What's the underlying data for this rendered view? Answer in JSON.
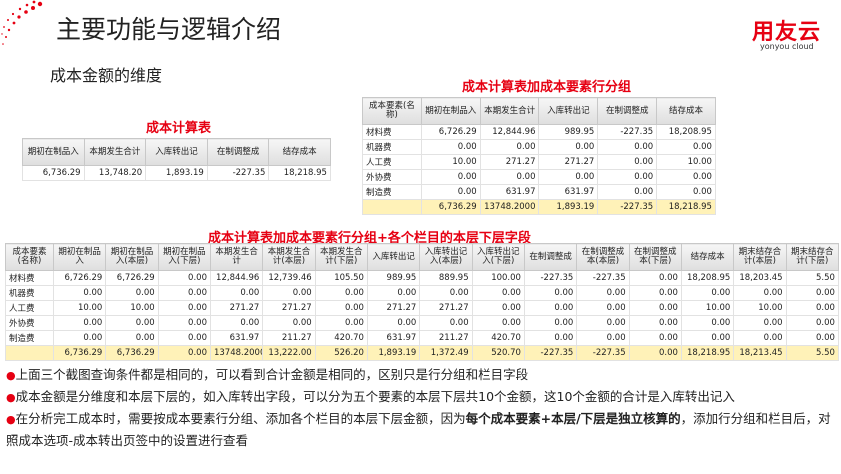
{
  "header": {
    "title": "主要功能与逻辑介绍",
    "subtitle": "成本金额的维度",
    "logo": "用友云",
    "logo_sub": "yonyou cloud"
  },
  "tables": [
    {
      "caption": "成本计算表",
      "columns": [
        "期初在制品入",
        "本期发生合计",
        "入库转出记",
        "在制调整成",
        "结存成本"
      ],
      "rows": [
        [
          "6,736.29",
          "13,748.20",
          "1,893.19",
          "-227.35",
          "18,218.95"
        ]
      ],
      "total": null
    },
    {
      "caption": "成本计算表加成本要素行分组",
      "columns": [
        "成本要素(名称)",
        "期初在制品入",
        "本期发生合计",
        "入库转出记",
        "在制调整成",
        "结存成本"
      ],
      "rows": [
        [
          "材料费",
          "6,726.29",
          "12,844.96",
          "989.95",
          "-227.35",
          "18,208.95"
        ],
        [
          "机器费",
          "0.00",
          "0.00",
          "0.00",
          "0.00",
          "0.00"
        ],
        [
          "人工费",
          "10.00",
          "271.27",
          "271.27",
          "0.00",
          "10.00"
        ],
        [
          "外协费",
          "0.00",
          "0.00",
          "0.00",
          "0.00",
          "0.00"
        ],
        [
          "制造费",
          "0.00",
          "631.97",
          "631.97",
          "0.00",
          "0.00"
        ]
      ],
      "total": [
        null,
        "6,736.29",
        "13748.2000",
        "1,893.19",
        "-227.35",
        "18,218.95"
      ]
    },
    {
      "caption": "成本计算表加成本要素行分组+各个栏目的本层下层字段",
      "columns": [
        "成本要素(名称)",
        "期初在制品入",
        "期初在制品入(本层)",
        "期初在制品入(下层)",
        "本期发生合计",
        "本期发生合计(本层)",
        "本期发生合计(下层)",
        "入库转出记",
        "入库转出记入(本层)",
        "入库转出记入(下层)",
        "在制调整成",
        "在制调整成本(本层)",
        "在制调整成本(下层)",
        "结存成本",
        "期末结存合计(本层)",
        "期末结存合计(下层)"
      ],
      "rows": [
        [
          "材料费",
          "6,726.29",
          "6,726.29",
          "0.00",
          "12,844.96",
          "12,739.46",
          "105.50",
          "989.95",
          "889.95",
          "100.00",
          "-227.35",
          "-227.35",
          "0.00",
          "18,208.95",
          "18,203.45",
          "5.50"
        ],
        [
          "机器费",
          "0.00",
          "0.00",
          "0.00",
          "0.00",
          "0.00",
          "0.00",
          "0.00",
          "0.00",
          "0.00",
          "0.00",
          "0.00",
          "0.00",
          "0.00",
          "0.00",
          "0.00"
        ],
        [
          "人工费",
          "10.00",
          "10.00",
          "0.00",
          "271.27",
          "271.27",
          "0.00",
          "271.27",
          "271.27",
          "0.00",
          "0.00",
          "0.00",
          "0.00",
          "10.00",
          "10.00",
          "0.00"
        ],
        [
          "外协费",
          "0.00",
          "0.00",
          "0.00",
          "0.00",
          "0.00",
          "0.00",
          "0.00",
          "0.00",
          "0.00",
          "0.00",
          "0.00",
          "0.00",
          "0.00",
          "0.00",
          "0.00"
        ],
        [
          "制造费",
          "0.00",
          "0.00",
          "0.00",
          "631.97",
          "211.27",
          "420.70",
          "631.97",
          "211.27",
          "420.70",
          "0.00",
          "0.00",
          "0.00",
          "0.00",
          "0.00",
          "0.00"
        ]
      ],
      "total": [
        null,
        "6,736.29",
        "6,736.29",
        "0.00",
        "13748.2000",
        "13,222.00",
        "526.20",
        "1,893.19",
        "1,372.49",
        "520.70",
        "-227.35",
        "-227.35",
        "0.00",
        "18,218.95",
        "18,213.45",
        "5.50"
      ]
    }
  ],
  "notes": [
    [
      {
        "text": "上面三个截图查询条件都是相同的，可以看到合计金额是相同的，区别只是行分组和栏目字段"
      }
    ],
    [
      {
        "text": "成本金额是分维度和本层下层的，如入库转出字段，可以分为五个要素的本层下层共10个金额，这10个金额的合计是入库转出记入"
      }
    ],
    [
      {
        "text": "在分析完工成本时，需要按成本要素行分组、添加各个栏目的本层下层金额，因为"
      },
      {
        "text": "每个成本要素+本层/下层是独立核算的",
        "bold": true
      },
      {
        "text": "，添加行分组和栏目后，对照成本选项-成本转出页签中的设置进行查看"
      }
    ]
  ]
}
--
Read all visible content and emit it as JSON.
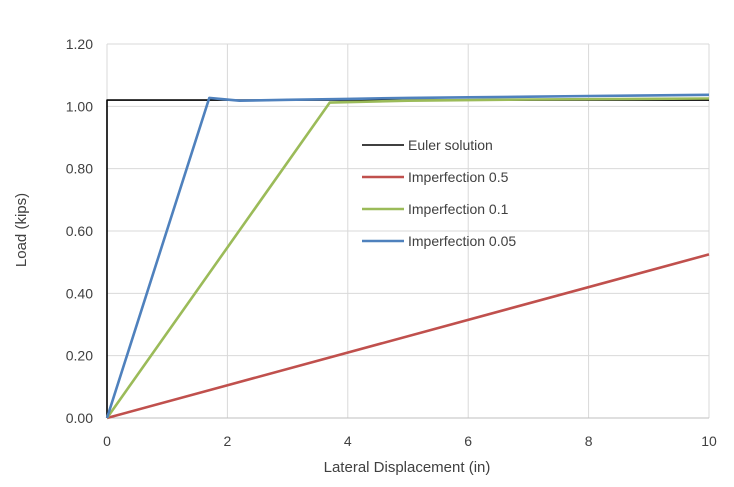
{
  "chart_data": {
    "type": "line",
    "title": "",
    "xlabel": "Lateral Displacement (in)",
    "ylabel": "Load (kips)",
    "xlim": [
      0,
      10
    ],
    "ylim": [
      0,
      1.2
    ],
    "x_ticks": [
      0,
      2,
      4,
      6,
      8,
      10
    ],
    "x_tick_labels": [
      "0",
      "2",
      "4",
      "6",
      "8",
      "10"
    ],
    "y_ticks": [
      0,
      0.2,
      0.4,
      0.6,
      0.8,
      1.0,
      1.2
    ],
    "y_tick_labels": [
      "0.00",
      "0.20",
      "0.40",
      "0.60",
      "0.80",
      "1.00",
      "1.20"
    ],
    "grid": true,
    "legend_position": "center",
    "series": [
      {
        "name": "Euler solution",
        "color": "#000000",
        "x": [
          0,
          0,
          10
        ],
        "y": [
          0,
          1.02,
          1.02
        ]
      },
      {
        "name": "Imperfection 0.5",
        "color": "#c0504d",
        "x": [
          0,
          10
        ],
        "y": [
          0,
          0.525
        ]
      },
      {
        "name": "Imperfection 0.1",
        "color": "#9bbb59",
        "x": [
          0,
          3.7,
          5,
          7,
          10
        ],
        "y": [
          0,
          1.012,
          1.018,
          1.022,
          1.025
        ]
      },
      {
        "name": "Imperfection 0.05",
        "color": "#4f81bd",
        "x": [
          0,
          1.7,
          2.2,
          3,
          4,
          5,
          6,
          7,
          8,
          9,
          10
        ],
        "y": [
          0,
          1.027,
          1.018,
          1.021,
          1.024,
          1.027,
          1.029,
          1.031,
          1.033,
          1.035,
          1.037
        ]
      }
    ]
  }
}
* * *
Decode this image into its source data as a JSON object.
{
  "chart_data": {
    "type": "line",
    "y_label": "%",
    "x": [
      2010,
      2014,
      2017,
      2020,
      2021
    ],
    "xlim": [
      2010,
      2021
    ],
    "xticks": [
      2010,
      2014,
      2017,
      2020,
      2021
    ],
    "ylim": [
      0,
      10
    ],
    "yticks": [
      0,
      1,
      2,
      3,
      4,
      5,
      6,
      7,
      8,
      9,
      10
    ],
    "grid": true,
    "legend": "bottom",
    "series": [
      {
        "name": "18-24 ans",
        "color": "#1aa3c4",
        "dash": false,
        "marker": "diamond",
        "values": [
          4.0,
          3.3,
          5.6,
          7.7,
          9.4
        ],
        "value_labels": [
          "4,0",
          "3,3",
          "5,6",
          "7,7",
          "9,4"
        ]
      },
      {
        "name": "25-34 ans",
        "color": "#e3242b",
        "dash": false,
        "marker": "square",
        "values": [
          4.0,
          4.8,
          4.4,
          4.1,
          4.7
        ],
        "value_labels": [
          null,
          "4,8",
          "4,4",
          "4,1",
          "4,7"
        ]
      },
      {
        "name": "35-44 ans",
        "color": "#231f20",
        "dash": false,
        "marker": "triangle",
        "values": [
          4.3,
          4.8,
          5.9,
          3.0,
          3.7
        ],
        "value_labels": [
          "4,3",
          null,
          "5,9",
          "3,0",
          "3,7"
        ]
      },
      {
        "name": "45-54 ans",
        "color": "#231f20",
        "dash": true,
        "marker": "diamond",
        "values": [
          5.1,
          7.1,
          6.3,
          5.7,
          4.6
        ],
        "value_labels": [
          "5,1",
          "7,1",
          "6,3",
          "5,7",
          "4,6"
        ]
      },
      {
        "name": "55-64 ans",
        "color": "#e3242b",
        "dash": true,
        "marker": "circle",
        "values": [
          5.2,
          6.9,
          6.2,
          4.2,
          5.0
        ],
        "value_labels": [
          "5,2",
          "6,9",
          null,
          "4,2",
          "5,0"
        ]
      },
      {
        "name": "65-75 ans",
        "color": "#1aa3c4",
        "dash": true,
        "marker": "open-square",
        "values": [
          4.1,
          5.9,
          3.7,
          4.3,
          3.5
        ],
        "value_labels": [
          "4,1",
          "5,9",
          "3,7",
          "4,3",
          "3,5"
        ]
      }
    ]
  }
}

- [Given request]: Reproduce every line from the entries that holds the word "name".

- [Solution to the exercise]:
        "name": "Euler solution",
        "name": "Imperfection 0.5",
        "name": "Imperfection 0.1",
        "name": "Imperfection 0.05",
        "name": "18-24 ans",
        "name": "25-34 ans",
        "name": "35-44 ans",
        "name": "45-54 ans",
        "name": "55-64 ans",
        "name": "65-75 ans",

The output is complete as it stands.